- _Directions for this task_
In the records below, pick out all lines containing the word "links".

(Data records)
↓↓↓
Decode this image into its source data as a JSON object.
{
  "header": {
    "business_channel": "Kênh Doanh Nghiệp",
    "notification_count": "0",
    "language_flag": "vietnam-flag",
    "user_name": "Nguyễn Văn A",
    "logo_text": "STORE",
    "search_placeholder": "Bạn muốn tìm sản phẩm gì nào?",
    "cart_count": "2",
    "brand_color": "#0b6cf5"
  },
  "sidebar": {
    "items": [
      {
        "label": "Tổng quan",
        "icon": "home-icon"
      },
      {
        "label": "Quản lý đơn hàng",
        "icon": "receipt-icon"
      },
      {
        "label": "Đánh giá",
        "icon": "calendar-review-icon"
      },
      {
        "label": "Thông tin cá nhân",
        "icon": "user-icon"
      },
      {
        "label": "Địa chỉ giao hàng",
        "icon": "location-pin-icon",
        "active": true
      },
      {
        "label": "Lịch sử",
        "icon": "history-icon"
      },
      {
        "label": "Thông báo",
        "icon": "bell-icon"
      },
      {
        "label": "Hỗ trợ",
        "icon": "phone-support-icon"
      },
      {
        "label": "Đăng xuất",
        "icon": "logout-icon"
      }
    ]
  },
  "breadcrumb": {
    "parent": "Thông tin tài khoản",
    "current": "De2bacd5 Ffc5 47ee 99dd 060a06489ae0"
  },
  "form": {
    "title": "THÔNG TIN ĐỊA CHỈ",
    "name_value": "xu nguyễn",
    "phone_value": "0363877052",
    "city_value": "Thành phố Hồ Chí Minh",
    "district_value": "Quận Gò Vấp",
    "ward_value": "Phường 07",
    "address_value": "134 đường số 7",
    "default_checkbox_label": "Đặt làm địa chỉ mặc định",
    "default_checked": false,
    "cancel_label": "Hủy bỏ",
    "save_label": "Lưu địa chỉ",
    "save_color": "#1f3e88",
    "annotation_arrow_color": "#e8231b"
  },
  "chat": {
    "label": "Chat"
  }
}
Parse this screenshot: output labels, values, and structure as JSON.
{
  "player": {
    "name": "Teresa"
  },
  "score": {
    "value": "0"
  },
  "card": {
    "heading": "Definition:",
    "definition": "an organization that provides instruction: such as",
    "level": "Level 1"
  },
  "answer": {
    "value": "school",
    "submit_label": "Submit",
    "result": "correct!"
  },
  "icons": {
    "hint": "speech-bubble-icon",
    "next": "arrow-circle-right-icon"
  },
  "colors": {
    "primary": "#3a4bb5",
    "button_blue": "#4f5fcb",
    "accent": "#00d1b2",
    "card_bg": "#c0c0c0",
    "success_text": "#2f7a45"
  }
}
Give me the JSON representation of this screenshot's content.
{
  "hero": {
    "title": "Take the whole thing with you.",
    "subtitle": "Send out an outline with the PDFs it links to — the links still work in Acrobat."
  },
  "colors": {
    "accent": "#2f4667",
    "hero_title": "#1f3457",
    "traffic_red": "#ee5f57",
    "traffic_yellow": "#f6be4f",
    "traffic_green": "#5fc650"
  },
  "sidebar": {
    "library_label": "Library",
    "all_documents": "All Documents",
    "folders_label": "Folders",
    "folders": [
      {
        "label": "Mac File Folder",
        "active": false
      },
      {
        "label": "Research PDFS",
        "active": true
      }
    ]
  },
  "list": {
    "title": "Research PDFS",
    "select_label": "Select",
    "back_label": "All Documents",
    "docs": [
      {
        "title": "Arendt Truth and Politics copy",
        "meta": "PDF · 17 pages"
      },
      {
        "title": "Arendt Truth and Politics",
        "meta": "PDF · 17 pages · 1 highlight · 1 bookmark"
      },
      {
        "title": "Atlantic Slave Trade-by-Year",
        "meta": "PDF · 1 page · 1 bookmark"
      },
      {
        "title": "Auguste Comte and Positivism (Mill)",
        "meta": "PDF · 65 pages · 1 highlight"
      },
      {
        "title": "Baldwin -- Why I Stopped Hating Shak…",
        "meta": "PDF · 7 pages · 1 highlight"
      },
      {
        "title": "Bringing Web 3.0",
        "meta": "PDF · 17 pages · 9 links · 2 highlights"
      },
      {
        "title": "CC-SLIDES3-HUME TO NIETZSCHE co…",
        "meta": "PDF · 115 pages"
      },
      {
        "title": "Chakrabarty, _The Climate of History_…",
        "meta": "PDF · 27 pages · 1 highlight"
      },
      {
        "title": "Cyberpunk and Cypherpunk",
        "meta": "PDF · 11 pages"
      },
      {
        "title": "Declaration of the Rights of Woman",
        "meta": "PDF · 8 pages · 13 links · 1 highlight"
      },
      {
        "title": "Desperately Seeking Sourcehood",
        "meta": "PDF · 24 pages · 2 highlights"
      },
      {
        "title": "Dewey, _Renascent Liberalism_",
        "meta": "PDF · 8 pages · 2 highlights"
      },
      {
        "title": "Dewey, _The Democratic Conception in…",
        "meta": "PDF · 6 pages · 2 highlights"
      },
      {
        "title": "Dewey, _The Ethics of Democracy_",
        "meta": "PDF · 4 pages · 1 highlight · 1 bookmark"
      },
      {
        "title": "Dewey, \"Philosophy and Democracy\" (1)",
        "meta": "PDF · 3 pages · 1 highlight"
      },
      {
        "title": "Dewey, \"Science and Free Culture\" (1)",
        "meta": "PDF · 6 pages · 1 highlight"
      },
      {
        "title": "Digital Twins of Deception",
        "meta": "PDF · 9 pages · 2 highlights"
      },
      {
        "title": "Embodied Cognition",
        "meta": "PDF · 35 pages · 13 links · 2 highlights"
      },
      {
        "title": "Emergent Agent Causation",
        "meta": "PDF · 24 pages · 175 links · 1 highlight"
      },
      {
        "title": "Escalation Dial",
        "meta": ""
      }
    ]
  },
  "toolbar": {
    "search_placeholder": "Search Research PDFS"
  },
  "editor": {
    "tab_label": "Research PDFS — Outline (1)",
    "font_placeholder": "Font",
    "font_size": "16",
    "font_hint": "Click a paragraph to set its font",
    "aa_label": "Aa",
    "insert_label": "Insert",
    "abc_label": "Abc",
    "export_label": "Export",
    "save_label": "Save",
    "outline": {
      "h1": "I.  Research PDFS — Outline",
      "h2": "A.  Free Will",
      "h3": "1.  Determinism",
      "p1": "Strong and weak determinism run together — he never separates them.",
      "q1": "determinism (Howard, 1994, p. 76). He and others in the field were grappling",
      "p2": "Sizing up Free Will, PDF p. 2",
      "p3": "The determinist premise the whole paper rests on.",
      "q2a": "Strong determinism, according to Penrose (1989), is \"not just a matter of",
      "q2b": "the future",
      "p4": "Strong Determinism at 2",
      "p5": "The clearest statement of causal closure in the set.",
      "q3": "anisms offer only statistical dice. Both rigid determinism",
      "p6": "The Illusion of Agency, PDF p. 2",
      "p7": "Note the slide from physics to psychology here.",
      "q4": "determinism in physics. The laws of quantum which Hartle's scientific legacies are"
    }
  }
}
↑↑↑
- _Written response_
    "subtitle": "Send out an outline with the PDFs it links to — the links still work in Acrobat."
        "meta": "PDF · 17 pages · 9 links · 2 highlights"
        "meta": "PDF · 8 pages · 13 links · 1 highlight"
        "meta": "PDF · 35 pages · 13 links · 2 highlights"
        "meta": "PDF · 24 pages · 175 links · 1 highlight"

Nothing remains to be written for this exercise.